**EXERCISE TASKS**
1. From the Gmail API article, list every action it says an app can take with a mailbox once it has been granted access.
2. Duplicate the part of the Gmail API article starting with "Tapping into email" and going on through "Gmail, says Google.".

Google opens Gmail to developers in bid to replace IMAP is a post from: DevOpsANGLE

origin_3901849292Google has decided to lift the lid on its Gmail service, allowing every man and his dog to write apps that can access your inbox, so long as you agree to let them in.

Hailed as a replacement for IMAP (Internet Message Access Protocol) by some observers, the new Gmail API probably won’t achieve that distinction for some time, but it does offer some interesting opportunities for developers. According to Google, which outlined the new API at Google I/O yesterday, the release of the spec is a first step in transforming Gmail into a kind of goodie bag for devs who wish to leverage the content of your emails to build better apps. For example, a travel app might scan Gmail for booking confirmations and use these to build an itinerary for you. Alternatively, a finance app might dig into your inbox looking for receipts and file them into a budget plan.

Tapping into email contents isn’t a new idea. Some apps already do so if users allow them to. What’s different is that Google has built a new API to replace IMAP, a ubiquitous but dated and inefficient way to tap into email services. IMAP is complex and doesn’t work well with modern web communication tools such HTTP, and that limits the functionality of apps that work with Gmail, says Google.

“IMAP wasn’t really designed to do all of the cool things that [developers at Google IO] have been working on,” Google’s Eric DeFriez explains in a blog post.

The API makes it easy for devs to send HTTPS calls to a user’s Gmail inbox so they can receive JSON, XML of Google Protobuf responses without the need for a TCP socket. According to Google, this makes the API accessible from numerous cloud environments that don’t support IMAP.

Privacy concerns


This all sounds great for developers, but privacy advocates may have issues. While the API doesn’t touch everything, it’s far more comprehensive than IMAP. Upon being granted access to a mailbox (and who really reads those permissions, anyway?), an app will be able to create or delete messages, and even insert messages into the inbox without the interim step of sending them from another email address. That latest feature is similar to what Google now does with Gmail inbox ads.

**ENTRIES SHOWN**
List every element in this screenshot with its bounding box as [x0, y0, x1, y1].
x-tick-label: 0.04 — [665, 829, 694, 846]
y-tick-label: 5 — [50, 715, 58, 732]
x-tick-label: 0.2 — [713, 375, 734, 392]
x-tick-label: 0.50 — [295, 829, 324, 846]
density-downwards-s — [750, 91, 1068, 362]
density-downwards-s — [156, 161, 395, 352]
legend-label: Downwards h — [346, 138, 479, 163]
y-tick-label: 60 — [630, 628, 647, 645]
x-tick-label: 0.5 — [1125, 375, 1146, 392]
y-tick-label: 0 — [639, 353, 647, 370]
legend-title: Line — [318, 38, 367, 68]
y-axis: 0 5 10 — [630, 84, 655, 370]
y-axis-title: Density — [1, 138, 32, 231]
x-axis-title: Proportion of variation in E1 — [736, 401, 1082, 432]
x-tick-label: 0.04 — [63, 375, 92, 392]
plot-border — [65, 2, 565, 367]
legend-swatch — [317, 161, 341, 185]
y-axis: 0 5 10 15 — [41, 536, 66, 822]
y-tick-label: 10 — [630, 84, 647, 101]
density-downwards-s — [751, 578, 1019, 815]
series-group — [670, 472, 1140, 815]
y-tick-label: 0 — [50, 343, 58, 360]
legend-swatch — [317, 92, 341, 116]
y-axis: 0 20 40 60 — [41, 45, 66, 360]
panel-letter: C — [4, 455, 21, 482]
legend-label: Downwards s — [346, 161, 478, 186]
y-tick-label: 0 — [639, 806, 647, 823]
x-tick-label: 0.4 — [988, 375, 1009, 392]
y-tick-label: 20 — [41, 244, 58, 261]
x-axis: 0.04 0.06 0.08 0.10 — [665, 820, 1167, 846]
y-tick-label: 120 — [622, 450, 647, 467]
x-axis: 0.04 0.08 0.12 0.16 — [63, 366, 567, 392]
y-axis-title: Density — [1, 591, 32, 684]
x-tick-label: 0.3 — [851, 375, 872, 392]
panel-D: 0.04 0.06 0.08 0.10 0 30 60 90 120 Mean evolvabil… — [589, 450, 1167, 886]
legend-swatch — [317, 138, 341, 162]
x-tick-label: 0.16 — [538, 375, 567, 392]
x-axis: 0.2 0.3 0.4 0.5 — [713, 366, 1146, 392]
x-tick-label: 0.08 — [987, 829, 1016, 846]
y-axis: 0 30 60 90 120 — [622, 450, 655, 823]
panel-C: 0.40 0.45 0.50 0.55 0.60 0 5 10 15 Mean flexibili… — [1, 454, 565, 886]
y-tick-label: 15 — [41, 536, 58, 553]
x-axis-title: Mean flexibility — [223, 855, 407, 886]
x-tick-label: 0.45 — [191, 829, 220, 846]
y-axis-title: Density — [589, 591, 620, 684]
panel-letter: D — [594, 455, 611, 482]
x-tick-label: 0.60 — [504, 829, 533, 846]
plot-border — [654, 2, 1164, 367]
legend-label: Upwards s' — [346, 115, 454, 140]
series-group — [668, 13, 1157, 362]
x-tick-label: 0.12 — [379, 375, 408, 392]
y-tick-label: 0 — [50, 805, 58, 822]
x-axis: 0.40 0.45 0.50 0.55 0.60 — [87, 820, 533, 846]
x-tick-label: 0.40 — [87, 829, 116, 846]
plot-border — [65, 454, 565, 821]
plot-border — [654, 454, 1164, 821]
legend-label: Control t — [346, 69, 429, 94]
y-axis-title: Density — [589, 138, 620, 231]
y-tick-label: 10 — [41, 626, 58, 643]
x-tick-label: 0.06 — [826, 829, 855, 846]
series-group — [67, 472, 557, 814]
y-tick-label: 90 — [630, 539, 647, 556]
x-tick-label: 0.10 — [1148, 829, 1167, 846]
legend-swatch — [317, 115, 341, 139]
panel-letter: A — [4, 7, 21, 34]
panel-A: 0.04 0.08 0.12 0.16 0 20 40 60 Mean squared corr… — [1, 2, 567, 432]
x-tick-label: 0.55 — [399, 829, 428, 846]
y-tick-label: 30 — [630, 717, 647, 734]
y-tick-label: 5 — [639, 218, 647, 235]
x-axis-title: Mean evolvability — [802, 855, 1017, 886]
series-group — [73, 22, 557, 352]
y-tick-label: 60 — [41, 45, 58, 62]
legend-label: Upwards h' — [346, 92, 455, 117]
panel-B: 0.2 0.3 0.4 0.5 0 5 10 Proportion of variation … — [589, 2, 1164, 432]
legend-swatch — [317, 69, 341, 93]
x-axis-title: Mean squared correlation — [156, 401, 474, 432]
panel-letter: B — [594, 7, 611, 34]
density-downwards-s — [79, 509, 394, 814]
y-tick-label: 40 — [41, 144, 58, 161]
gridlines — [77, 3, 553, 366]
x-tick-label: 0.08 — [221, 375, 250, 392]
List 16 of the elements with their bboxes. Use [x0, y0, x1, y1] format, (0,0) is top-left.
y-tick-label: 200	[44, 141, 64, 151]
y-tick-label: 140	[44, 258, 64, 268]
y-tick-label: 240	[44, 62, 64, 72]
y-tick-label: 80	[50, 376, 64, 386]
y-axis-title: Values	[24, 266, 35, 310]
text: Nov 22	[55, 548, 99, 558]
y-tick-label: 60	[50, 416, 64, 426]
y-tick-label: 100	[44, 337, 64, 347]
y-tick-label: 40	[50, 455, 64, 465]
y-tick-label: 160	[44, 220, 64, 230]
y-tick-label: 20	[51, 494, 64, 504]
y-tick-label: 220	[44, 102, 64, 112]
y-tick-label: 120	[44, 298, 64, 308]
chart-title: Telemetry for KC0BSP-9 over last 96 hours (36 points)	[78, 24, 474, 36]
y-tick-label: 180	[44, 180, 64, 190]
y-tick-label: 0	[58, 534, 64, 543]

**SOLUTION LIST**
1.
- Create messages
- Delete messages
- Insert messages into the inbox without first sending them from another email address

2.
Tapping into email contents isn’t a new idea. Some apps already do so if users allow them to. What’s different is that Google has built a new API to replace IMAP, a ubiquitous but dated and inefficient way to tap into email services. IMAP is complex and doesn’t work well with modern web communication tools such HTTP, and that limits the functionality of apps that work with Gmail, says Google.